- **Do this**: Every line below should be repeated exactly.

○ ○ ○

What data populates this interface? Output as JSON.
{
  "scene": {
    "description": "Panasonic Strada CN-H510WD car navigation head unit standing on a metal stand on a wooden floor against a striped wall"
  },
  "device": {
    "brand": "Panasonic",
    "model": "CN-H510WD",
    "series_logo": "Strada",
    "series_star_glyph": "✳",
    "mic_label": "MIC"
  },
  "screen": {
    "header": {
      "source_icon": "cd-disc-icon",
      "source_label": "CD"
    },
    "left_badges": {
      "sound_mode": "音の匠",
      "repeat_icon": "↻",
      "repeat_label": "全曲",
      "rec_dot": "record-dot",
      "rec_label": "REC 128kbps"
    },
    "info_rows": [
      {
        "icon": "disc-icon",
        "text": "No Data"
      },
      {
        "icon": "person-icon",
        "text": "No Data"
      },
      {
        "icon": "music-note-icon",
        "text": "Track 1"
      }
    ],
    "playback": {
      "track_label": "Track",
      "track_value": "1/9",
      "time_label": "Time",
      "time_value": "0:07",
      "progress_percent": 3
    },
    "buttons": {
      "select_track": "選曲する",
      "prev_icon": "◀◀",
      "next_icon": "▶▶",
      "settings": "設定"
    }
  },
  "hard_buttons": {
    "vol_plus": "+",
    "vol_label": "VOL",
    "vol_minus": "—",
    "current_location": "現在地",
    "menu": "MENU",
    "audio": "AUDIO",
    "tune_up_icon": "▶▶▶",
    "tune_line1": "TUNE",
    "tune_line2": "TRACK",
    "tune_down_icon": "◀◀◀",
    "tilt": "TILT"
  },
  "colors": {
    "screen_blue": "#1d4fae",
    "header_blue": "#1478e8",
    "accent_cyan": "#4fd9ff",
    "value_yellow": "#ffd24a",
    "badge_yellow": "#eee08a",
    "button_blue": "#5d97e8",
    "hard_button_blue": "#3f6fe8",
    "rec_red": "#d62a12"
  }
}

○ ○ ○

- **Response**:
What data populates this interface? Output as JSON.
{
  "scene": {
    "description": "Panasonic Strada CN-H510WD car navigation head unit standing on a metal stand on a wooden floor against a striped wall"
  },
  "device": {
    "brand": "Panasonic",
    "model": "CN-H510WD",
    "series_logo": "Strada",
    "series_star_glyph": "✳",
    "mic_label": "MIC"
  },
  "screen": {
    "header": {
      "source_icon": "cd-disc-icon",
      "source_label": "CD"
    },
    "left_badges": {
      "sound_mode": "音の匠",
      "repeat_icon": "↻",
      "repeat_label": "全曲",
      "rec_dot": "record-dot",
      "rec_label": "REC 128kbps"
    },
    "info_rows": [
      {
        "icon": "disc-icon",
        "text": "No Data"
      },
      {
        "icon": "person-icon",
        "text": "No Data"
      },
      {
        "icon": "music-note-icon",
        "text": "Track 1"
      }
    ],
    "playback": {
      "track_label": "Track",
      "track_value": "1/9",
      "time_label": "Time",
      "time_value": "0:07",
      "progress_percent": 3
    },
    "buttons": {
      "select_track": "選曲する",
      "prev_icon": "◀◀",
      "next_icon": "▶▶",
      "settings": "設定"
    }
  },
  "hard_buttons": {
    "vol_plus": "+",
    "vol_label": "VOL",
    "vol_minus": "—",
    "current_location": "現在地",
    "menu": "MENU",
    "audio": "AUDIO",
    "tune_up_icon": "▶▶▶",
    "tune_line1": "TUNE",
    "tune_line2": "TRACK",
    "tune_down_icon": "◀◀◀",
    "tilt": "TILT"
  },
  "colors": {
    "screen_blue": "#1d4fae",
    "header_blue": "#1478e8",
    "accent_cyan": "#4fd9ff",
    "value_yellow": "#ffd24a",
    "badge_yellow": "#eee08a",
    "button_blue": "#5d97e8",
    "hard_button_blue": "#3f6fe8",
    "rec_red": "#d62a12"
  }
}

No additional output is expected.